[Request]:
Check every line below for the word "西安市高新区高新四路" and copy the ones that have it.

[Data listing]:
::::::

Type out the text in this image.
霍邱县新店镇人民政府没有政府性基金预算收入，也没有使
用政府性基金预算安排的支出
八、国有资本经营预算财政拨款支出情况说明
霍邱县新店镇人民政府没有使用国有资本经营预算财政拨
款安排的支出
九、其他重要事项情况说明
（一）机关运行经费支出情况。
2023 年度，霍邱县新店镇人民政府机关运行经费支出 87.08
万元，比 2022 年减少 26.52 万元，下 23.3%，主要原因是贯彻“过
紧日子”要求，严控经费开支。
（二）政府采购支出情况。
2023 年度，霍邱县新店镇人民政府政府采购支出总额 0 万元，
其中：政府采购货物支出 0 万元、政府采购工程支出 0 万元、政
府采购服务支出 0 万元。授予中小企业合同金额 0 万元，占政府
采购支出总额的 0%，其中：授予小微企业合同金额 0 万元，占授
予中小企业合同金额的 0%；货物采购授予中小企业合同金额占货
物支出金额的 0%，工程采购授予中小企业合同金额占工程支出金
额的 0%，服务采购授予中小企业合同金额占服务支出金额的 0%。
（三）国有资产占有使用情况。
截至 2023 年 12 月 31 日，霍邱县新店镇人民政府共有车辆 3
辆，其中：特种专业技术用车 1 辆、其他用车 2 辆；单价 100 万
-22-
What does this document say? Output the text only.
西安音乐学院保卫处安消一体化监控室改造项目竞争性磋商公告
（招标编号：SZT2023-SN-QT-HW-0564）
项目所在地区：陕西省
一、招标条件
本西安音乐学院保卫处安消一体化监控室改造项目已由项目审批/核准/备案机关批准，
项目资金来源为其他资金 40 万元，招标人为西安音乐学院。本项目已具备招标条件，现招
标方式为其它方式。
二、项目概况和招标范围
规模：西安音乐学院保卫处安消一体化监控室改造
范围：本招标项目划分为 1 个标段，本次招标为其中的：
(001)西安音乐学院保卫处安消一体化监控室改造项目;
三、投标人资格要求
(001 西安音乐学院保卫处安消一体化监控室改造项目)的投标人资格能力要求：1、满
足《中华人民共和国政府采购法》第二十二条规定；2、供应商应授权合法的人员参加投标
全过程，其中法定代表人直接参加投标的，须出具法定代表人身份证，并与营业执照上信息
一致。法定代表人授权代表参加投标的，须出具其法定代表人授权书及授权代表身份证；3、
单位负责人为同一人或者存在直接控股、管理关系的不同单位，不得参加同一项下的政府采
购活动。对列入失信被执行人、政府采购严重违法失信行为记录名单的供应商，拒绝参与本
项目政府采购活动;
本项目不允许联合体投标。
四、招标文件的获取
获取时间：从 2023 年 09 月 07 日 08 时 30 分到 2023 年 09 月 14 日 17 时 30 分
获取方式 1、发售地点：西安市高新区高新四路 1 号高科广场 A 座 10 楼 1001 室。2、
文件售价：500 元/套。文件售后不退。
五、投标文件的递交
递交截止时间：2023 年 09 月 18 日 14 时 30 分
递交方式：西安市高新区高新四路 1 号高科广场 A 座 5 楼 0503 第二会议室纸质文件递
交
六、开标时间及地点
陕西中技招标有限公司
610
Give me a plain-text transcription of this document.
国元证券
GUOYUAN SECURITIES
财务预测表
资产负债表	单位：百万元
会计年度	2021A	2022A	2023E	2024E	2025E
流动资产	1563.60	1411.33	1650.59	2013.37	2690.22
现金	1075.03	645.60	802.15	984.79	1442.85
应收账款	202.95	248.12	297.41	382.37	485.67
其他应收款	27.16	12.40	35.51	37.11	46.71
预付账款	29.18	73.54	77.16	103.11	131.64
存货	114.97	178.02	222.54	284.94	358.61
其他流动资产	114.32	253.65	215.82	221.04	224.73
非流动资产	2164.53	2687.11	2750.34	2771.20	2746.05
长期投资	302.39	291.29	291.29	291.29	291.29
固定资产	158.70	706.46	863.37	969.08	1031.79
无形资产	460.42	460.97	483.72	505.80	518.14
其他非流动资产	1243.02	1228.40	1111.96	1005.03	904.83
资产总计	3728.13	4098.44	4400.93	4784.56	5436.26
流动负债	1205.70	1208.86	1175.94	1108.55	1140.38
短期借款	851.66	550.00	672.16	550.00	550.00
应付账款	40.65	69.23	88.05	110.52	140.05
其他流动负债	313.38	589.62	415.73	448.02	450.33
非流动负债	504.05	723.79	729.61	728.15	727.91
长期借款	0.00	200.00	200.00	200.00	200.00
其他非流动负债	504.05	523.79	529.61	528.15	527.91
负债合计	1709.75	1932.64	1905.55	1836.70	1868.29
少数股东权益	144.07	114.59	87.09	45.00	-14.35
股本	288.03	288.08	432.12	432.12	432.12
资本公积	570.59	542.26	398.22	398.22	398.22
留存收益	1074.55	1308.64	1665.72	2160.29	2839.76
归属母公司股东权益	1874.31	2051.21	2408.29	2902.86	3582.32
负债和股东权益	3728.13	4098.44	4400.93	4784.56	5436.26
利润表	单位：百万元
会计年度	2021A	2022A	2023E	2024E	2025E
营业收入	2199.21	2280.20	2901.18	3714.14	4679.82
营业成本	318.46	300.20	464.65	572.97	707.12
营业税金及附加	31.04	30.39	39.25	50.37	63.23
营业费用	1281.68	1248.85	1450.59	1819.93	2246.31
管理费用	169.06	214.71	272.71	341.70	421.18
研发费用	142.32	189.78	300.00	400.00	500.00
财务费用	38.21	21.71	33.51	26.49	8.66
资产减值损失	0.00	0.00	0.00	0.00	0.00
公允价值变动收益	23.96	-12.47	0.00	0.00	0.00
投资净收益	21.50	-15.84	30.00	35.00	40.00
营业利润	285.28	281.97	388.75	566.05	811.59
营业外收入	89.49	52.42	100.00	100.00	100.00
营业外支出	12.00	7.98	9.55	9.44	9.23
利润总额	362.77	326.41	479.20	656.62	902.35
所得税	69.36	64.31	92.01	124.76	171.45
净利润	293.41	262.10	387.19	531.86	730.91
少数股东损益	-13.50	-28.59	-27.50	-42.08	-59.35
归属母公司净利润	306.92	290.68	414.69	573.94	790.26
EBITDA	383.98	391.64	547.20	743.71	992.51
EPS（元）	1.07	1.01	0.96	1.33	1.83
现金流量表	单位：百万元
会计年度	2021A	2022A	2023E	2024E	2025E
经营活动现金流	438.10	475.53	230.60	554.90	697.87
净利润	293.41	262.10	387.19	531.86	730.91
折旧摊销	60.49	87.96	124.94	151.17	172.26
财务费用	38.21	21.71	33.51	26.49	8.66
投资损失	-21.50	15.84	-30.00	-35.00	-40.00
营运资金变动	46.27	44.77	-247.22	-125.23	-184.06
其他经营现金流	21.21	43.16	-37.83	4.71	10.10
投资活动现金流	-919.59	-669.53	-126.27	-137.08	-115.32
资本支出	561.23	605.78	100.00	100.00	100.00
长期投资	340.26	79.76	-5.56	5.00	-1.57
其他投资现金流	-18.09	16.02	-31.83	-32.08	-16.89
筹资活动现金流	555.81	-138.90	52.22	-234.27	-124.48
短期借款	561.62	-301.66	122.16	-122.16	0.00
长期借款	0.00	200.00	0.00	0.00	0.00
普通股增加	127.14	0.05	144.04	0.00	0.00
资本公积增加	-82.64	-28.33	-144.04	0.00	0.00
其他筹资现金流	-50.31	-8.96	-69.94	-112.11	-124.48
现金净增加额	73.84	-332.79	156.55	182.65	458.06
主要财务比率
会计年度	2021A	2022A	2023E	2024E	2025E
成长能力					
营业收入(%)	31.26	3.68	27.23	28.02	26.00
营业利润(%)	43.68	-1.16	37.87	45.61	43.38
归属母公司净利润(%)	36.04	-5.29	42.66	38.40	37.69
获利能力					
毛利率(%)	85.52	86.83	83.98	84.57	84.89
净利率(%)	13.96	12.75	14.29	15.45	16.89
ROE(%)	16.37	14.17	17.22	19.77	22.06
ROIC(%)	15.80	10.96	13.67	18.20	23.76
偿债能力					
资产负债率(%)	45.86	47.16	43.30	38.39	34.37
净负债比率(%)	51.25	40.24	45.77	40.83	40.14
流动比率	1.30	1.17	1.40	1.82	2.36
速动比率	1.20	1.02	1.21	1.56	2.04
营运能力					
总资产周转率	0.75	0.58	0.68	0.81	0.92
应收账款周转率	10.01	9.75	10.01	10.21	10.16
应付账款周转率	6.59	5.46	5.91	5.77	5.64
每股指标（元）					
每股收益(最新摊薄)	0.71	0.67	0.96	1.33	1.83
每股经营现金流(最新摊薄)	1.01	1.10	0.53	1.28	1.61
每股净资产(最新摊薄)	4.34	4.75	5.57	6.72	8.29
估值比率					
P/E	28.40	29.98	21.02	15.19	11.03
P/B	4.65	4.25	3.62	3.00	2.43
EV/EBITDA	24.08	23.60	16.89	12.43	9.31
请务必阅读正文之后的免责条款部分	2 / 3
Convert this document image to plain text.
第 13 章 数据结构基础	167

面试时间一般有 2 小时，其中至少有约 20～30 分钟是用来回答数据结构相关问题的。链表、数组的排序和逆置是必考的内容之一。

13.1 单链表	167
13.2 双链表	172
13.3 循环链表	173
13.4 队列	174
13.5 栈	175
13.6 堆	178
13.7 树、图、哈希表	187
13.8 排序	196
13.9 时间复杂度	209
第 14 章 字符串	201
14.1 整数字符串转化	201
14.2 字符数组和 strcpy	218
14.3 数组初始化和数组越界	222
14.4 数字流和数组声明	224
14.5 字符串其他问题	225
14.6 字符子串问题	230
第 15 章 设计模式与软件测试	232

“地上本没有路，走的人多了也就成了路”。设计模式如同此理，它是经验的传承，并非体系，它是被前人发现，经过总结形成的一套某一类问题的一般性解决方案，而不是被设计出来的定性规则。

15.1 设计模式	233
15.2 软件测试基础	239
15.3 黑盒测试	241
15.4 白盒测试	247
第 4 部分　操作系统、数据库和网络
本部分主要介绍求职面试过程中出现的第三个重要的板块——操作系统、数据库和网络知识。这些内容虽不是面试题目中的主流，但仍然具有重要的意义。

::::::

[Right answer]:
获取方式 1、发售地点：西安市高新区高新四路 1 号高科广场 A 座 10 楼 1001 室。2、
递交方式：西安市高新区高新四路 1 号高科广场 A 座 5 楼 0503 第二会议室纸质文件递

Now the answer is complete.